--- Task input ---

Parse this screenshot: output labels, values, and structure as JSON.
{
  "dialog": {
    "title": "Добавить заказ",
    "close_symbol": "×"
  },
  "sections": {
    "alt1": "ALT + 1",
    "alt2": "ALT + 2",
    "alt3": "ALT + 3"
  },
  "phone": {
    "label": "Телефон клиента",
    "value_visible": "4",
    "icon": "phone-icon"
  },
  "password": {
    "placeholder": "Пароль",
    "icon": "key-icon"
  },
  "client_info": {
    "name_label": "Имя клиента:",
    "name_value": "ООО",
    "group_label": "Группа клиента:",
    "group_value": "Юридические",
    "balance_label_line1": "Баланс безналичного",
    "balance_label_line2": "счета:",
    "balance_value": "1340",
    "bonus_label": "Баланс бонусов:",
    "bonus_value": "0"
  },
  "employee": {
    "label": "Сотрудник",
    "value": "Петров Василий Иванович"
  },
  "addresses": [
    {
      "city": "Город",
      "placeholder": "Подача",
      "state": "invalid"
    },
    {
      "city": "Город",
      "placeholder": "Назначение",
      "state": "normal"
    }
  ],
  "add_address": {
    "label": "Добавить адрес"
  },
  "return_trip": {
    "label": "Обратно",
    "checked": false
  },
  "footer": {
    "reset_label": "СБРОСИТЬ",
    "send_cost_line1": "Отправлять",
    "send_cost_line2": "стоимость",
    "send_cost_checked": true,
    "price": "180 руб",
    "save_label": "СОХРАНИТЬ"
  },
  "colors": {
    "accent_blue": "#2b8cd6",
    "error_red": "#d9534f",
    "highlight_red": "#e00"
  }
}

---

◆ What the exercise asks ◆
Write out the entries above once more, without altering anything.

◆ Result below ◆
Parse this screenshot: output labels, values, and structure as JSON.
{
  "dialog": {
    "title": "Добавить заказ",
    "close_symbol": "×"
  },
  "sections": {
    "alt1": "ALT + 1",
    "alt2": "ALT + 2",
    "alt3": "ALT + 3"
  },
  "phone": {
    "label": "Телефон клиента",
    "value_visible": "4",
    "icon": "phone-icon"
  },
  "password": {
    "placeholder": "Пароль",
    "icon": "key-icon"
  },
  "client_info": {
    "name_label": "Имя клиента:",
    "name_value": "ООО",
    "group_label": "Группа клиента:",
    "group_value": "Юридические",
    "balance_label_line1": "Баланс безналичного",
    "balance_label_line2": "счета:",
    "balance_value": "1340",
    "bonus_label": "Баланс бонусов:",
    "bonus_value": "0"
  },
  "employee": {
    "label": "Сотрудник",
    "value": "Петров Василий Иванович"
  },
  "addresses": [
    {
      "city": "Город",
      "placeholder": "Подача",
      "state": "invalid"
    },
    {
      "city": "Город",
      "placeholder": "Назначение",
      "state": "normal"
    }
  ],
  "add_address": {
    "label": "Добавить адрес"
  },
  "return_trip": {
    "label": "Обратно",
    "checked": false
  },
  "footer": {
    "reset_label": "СБРОСИТЬ",
    "send_cost_line1": "Отправлять",
    "send_cost_line2": "стоимость",
    "send_cost_checked": true,
    "price": "180 руб",
    "save_label": "СОХРАНИТЬ"
  },
  "colors": {
    "accent_blue": "#2b8cd6",
    "error_red": "#d9534f",
    "highlight_red": "#e00"
  }
}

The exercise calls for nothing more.